■ **TASK DIRECTIONS**:
Copy out the items verbatim, beginning at the line that contains "- settings-icon[interactable]: ⚙: [118, 698, 140, 718]" and stopping after the line that contains "- user-button[interactable]: ☺: [282, 878, 332, 928]", with both of those lines included.

■ **RECORDS FOR THIS TASK**:
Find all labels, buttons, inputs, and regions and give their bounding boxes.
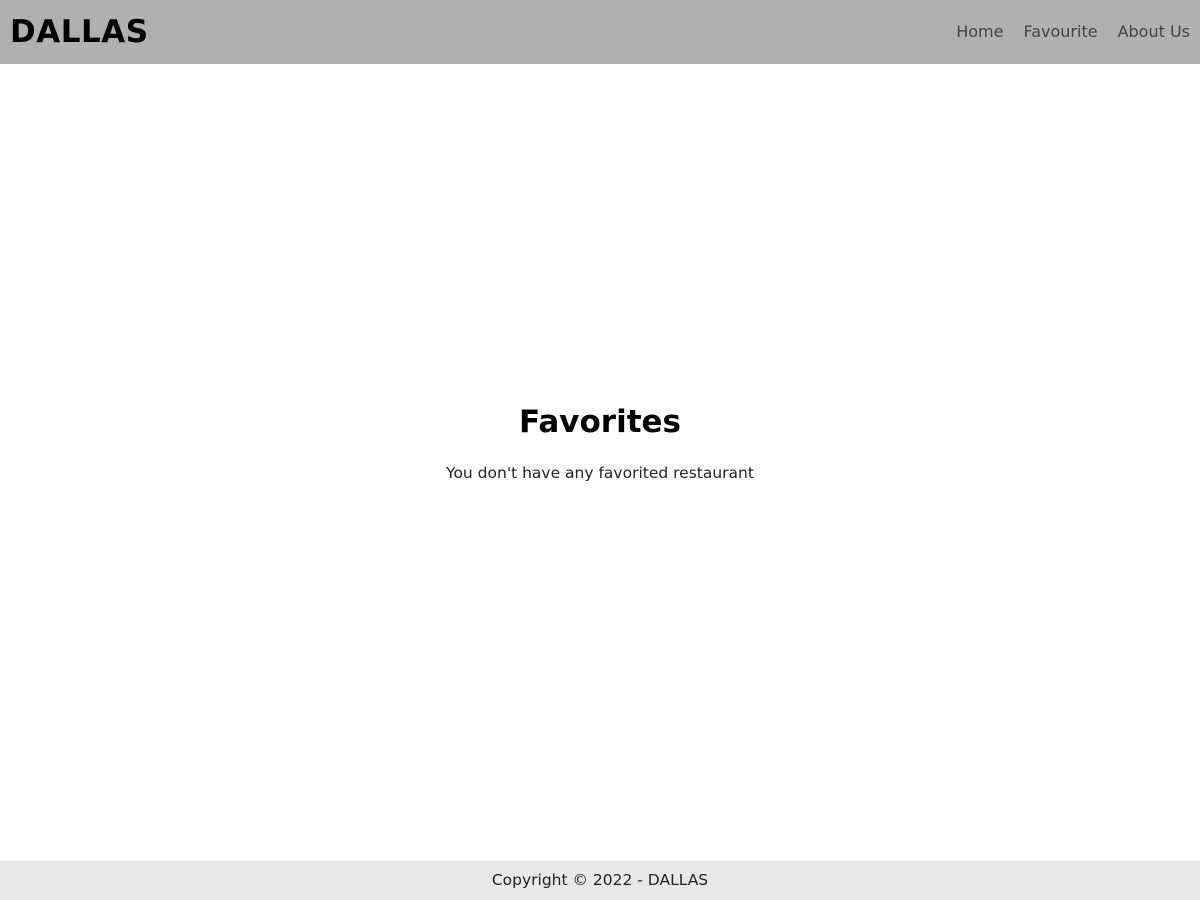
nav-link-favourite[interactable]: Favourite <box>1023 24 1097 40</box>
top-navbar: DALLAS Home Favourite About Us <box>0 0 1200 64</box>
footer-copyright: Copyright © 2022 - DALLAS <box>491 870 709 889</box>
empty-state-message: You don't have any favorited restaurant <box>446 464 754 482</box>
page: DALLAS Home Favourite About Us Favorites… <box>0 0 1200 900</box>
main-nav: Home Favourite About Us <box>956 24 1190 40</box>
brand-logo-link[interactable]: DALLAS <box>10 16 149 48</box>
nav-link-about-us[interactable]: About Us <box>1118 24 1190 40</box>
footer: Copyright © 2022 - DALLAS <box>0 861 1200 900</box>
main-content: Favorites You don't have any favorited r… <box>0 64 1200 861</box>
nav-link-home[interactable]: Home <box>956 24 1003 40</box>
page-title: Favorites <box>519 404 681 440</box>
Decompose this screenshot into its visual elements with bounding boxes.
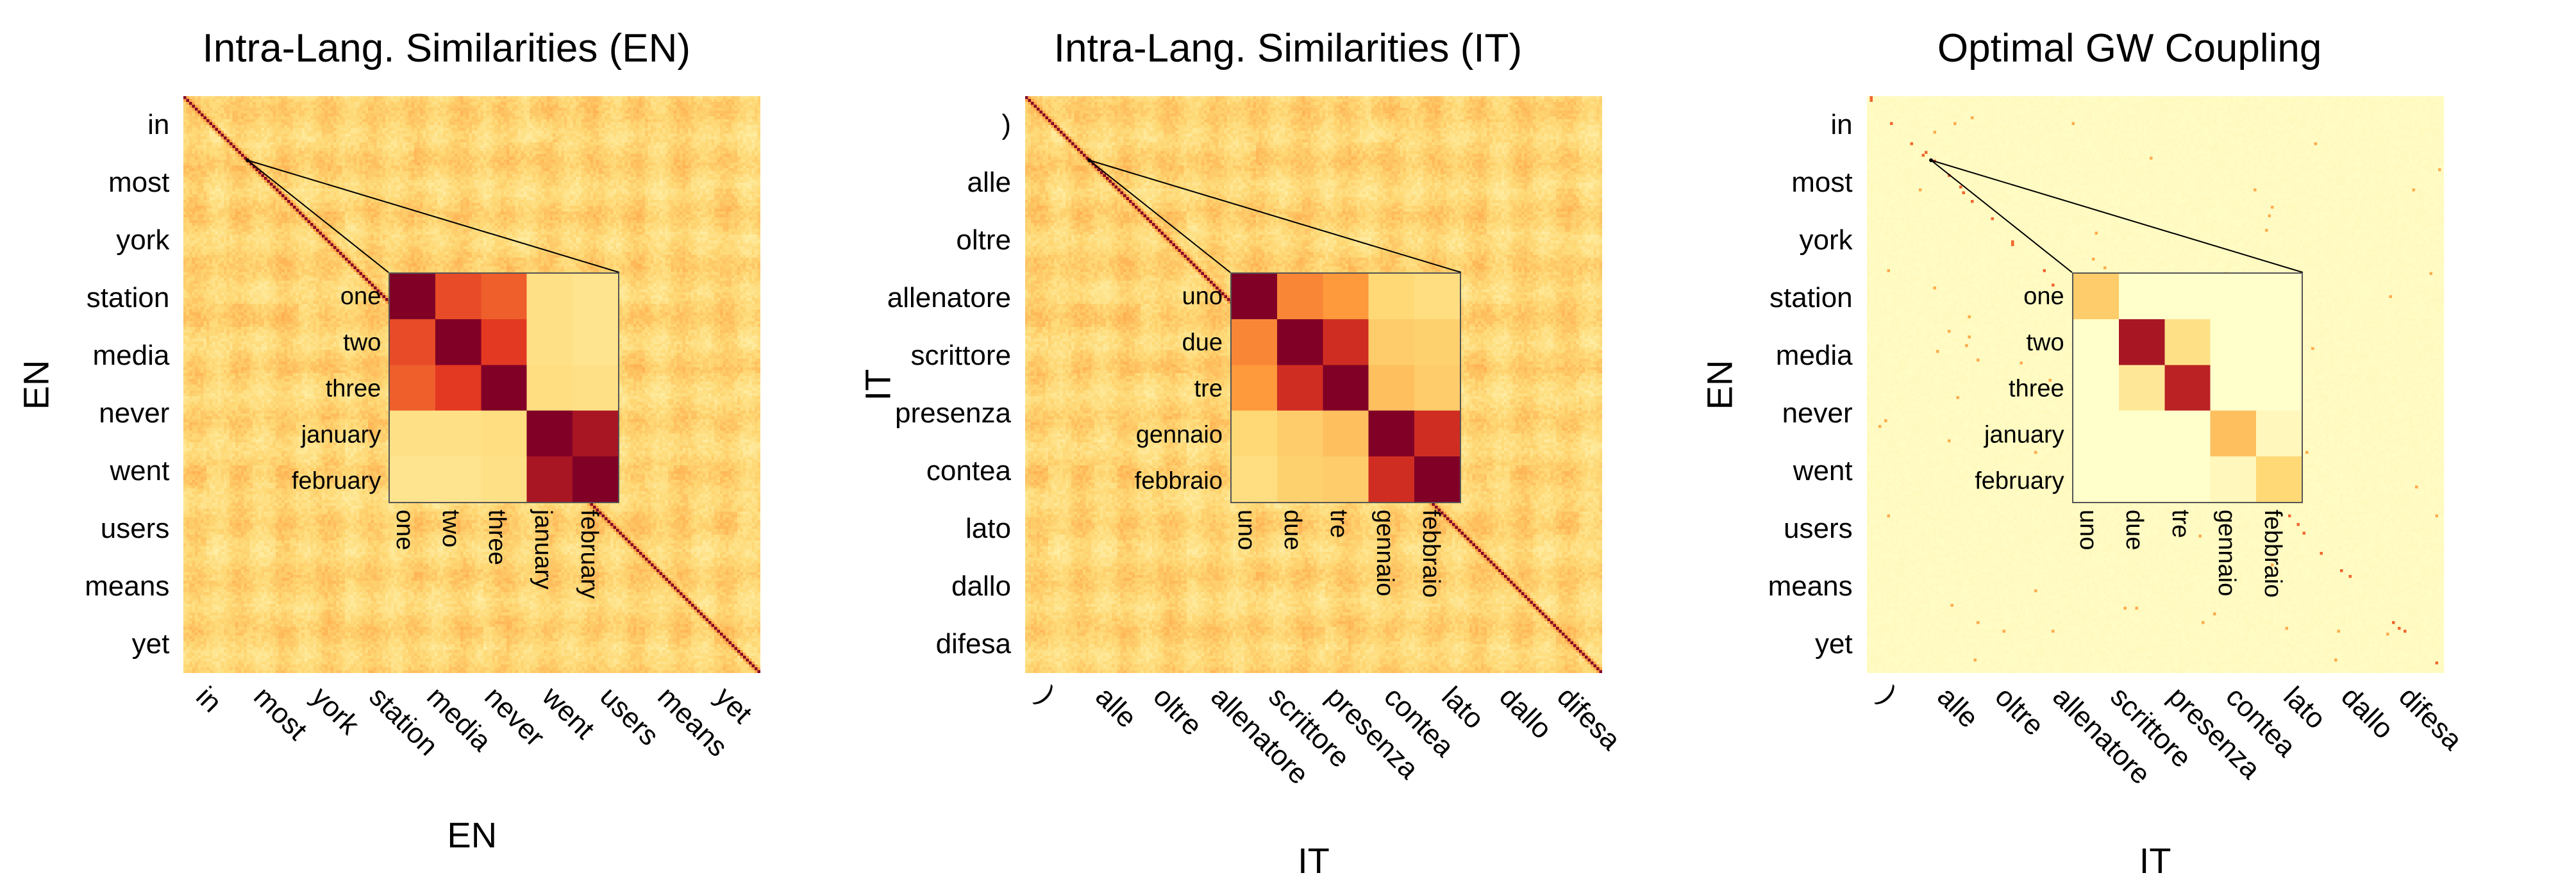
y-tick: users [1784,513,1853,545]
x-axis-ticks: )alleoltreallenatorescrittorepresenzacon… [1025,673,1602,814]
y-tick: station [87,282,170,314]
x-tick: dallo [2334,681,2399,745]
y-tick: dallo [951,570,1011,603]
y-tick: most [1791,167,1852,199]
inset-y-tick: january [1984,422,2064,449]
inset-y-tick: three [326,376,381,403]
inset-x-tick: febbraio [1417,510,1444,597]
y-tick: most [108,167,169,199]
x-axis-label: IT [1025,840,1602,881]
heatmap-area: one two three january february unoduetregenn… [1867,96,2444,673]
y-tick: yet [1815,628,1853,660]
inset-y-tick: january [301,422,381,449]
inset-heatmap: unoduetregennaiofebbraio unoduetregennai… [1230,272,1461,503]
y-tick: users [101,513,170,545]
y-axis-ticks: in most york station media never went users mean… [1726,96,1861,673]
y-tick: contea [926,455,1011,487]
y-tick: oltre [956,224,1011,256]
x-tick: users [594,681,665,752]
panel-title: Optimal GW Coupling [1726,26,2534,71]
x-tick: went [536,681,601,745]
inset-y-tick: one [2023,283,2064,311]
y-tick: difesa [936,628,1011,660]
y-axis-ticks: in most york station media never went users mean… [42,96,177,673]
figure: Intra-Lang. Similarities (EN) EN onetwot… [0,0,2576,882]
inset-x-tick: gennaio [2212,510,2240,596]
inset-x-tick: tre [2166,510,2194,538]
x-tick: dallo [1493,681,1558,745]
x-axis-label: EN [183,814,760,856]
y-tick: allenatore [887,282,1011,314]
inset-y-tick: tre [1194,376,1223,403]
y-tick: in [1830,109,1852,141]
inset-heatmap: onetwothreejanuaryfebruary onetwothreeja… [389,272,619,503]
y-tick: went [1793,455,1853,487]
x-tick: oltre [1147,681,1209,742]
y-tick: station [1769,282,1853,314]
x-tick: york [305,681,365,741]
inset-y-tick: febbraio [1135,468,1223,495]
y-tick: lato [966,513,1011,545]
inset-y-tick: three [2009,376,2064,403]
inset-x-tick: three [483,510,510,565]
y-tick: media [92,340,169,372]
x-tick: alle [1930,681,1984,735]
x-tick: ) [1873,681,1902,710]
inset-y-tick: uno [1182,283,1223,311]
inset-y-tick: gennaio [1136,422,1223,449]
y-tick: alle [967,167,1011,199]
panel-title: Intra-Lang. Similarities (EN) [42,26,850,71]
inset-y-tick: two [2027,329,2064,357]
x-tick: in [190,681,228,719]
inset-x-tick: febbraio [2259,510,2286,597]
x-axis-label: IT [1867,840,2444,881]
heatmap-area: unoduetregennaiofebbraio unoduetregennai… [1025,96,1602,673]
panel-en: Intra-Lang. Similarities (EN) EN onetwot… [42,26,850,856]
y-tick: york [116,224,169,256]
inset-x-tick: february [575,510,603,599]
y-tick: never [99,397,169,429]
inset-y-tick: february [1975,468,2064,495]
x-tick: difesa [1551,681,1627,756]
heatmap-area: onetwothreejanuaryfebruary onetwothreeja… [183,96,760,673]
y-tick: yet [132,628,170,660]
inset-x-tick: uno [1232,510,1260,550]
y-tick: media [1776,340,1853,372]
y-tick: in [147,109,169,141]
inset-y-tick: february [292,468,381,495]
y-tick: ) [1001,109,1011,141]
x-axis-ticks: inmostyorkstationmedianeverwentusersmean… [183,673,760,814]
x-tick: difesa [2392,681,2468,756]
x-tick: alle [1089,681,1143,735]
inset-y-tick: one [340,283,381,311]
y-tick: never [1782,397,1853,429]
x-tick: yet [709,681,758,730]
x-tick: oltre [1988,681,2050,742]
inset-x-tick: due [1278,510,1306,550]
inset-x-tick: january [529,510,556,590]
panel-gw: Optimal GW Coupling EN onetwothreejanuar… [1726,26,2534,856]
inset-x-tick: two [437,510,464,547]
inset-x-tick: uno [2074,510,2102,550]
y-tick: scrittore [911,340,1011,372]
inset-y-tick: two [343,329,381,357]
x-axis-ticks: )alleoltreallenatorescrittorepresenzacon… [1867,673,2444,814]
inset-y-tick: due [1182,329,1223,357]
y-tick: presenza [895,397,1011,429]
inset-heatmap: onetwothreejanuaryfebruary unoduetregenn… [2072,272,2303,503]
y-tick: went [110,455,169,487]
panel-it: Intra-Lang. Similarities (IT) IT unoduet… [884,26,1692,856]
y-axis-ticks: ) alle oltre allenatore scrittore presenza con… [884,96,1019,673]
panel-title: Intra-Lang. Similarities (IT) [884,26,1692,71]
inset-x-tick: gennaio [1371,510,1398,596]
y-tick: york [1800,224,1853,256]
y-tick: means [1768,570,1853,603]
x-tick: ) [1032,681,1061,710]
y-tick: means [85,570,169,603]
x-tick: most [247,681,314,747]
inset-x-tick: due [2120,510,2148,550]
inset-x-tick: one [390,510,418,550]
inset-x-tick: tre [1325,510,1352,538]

* * *

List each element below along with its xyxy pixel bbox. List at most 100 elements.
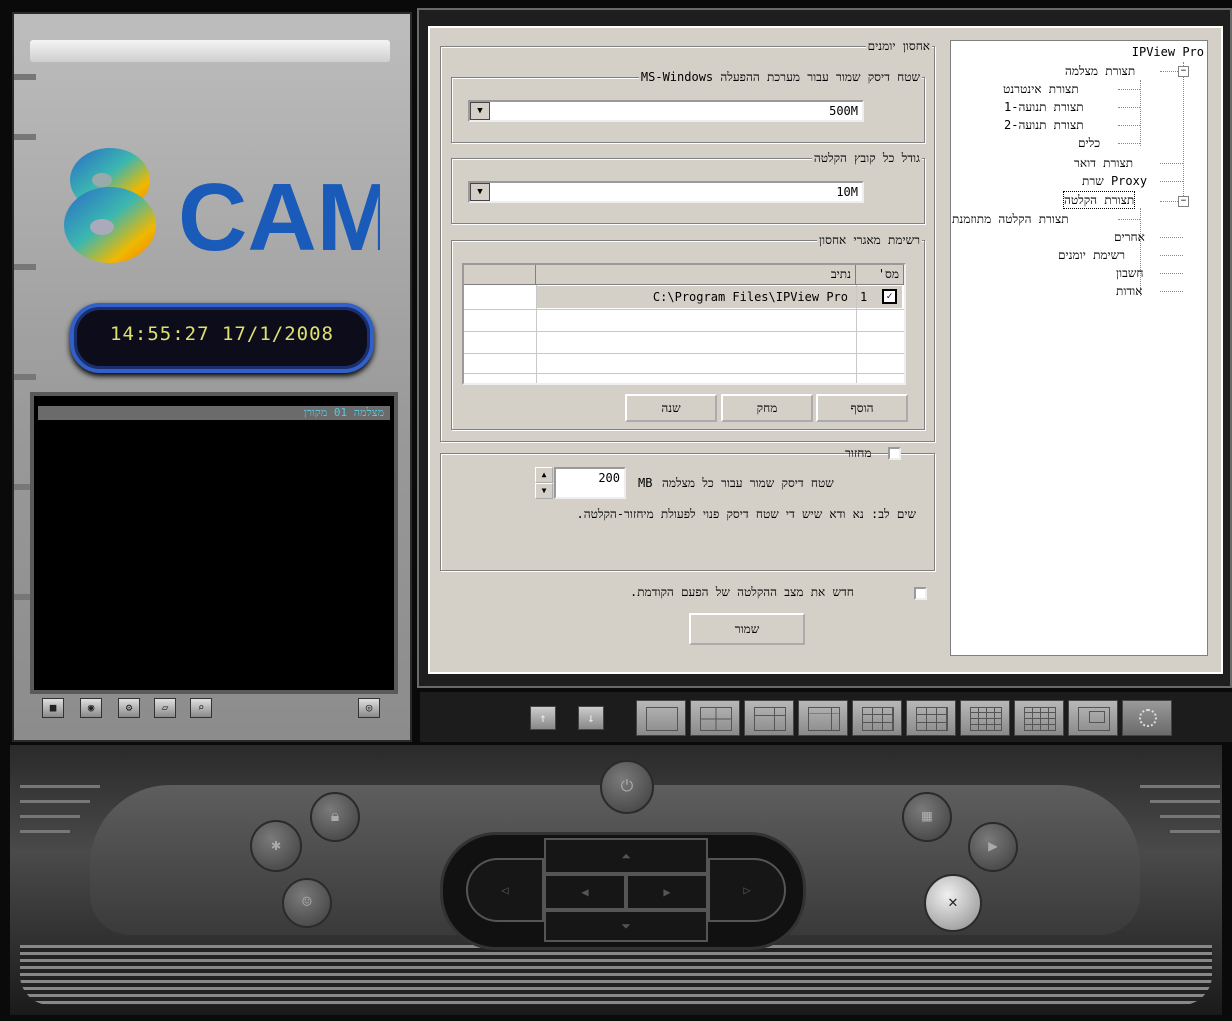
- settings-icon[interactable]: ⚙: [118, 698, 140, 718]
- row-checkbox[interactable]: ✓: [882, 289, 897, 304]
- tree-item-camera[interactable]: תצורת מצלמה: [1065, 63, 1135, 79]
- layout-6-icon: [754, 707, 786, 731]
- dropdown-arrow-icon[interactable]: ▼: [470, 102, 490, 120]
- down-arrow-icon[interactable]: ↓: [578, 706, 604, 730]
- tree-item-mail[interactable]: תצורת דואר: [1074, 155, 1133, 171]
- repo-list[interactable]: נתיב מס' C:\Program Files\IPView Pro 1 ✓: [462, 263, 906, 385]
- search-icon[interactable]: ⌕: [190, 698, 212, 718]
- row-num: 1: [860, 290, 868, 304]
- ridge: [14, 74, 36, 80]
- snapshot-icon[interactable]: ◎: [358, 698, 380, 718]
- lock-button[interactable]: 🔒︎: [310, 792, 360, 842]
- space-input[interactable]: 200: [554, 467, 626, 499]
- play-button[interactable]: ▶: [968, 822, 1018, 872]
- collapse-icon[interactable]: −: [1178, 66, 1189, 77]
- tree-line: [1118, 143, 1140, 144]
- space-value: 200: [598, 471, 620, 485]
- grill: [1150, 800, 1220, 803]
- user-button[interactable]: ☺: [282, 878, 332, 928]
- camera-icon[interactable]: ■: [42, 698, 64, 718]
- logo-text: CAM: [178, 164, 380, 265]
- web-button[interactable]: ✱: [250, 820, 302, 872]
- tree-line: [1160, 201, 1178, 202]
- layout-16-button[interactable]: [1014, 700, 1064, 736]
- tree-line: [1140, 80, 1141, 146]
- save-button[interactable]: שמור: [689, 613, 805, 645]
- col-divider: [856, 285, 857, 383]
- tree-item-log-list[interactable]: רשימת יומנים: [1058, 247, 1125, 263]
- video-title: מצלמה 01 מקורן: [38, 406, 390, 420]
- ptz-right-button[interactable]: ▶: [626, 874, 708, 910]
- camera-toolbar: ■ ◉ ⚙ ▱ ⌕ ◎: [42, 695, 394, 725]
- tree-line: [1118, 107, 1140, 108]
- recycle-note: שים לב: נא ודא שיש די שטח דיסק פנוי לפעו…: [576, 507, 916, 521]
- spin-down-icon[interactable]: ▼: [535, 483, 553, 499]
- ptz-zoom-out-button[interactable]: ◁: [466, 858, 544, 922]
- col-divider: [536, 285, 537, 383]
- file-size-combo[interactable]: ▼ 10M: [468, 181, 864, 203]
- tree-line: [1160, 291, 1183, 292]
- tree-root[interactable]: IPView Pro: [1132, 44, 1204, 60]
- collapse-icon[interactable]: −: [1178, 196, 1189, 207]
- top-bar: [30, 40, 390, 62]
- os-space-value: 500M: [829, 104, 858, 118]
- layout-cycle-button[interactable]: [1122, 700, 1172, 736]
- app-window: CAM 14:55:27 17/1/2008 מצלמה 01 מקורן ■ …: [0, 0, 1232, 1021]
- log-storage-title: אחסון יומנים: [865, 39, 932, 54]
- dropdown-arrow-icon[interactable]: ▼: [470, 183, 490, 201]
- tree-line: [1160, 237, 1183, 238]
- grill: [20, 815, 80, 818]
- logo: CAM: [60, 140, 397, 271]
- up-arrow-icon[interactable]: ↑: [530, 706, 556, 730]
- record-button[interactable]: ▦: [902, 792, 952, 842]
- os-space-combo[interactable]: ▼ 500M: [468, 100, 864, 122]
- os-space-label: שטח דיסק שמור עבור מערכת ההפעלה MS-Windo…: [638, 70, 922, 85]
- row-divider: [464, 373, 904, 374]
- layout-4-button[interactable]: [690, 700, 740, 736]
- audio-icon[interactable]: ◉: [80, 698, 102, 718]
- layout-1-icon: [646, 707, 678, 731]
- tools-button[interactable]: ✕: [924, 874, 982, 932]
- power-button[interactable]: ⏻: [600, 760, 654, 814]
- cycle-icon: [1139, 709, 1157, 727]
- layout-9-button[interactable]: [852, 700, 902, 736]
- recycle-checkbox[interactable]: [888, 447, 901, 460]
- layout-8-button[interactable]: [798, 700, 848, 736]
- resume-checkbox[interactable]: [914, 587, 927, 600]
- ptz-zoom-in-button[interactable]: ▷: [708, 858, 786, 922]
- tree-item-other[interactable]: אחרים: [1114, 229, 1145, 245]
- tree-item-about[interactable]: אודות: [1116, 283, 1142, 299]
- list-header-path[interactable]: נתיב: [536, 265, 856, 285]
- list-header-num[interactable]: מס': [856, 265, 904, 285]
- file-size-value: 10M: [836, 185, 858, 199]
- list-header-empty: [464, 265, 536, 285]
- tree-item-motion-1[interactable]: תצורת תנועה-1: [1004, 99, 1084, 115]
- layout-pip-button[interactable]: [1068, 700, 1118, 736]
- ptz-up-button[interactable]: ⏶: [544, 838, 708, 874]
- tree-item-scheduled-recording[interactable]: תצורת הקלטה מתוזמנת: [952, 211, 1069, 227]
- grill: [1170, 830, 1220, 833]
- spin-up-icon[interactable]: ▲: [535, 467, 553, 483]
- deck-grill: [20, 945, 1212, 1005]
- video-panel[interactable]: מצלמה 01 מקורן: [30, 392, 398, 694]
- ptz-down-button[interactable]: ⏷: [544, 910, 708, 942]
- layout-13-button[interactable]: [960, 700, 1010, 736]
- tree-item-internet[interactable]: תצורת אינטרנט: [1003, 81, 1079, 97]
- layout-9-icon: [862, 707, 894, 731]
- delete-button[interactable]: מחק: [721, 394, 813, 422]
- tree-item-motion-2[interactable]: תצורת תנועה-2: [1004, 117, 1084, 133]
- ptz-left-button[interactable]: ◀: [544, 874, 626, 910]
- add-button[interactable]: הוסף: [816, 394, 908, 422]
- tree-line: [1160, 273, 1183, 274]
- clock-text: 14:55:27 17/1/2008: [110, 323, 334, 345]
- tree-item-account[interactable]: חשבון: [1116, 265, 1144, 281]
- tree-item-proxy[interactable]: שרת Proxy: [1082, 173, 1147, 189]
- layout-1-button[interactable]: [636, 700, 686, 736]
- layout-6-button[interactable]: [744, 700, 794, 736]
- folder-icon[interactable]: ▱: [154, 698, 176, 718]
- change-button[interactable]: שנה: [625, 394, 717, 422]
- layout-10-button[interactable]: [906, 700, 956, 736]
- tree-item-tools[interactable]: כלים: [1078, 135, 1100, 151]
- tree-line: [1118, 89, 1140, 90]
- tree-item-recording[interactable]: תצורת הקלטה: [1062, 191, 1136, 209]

■ **REPLY**:
- settings-icon[interactable]: ⚙: [118, 698, 140, 718]
- row-checkbox[interactable]: ✓: [882, 289, 897, 304]
- tree-item-camera[interactable]: תצורת מצלמה: [1065, 63, 1135, 79]
- layout-6-icon: [754, 707, 786, 731]
- dropdown-arrow-icon[interactable]: ▼: [470, 102, 490, 120]
- down-arrow-icon[interactable]: ↓: [578, 706, 604, 730]
- tree-item-mail[interactable]: תצורת דואר: [1074, 155, 1133, 171]
- repo-list[interactable]: נתיב מס' C:\Program Files\IPView Pro 1 ✓: [462, 263, 906, 385]
- search-icon[interactable]: ⌕: [190, 698, 212, 718]
- row-num: 1: [860, 290, 868, 304]
- ridge: [14, 74, 36, 80]
- snapshot-icon[interactable]: ◎: [358, 698, 380, 718]
- lock-button[interactable]: 🔒︎: [310, 792, 360, 842]
- space-input[interactable]: 200: [554, 467, 626, 499]
- play-button[interactable]: ▶: [968, 822, 1018, 872]
- collapse-icon[interactable]: −: [1178, 66, 1189, 77]
- tree-line: [1118, 143, 1140, 144]
- space-value: 200: [598, 471, 620, 485]
- grill: [1150, 800, 1220, 803]
- user-button[interactable]: ☺: [282, 878, 332, 928]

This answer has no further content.